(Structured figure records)
>> start

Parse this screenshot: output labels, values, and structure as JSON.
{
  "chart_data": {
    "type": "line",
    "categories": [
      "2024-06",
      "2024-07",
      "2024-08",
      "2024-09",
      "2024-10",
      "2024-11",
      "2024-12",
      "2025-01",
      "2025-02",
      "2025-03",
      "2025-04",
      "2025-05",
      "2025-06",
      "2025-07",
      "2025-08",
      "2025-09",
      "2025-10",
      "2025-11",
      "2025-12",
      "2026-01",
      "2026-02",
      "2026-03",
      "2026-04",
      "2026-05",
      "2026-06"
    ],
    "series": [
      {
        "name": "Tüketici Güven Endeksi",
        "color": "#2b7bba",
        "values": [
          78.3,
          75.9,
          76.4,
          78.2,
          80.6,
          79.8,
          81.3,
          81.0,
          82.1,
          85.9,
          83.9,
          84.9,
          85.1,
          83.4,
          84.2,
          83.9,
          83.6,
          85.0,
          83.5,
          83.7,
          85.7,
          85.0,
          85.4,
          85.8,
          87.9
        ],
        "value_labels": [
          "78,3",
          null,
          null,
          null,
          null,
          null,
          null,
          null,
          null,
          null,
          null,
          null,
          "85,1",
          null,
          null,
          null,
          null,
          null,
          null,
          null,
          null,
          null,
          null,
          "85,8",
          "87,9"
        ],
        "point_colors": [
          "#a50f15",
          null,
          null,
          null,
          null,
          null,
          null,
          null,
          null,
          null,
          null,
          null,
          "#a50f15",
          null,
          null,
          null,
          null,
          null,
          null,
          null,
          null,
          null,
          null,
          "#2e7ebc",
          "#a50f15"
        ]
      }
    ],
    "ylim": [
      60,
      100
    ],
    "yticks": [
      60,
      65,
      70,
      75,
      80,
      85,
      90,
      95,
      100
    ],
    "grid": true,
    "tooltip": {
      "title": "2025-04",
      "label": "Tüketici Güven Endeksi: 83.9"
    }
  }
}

>> end

Tally the lines in these entries that have the string "Tüketici" in them, then answer with the count and nothing else.

■ THE ANSWER ■
2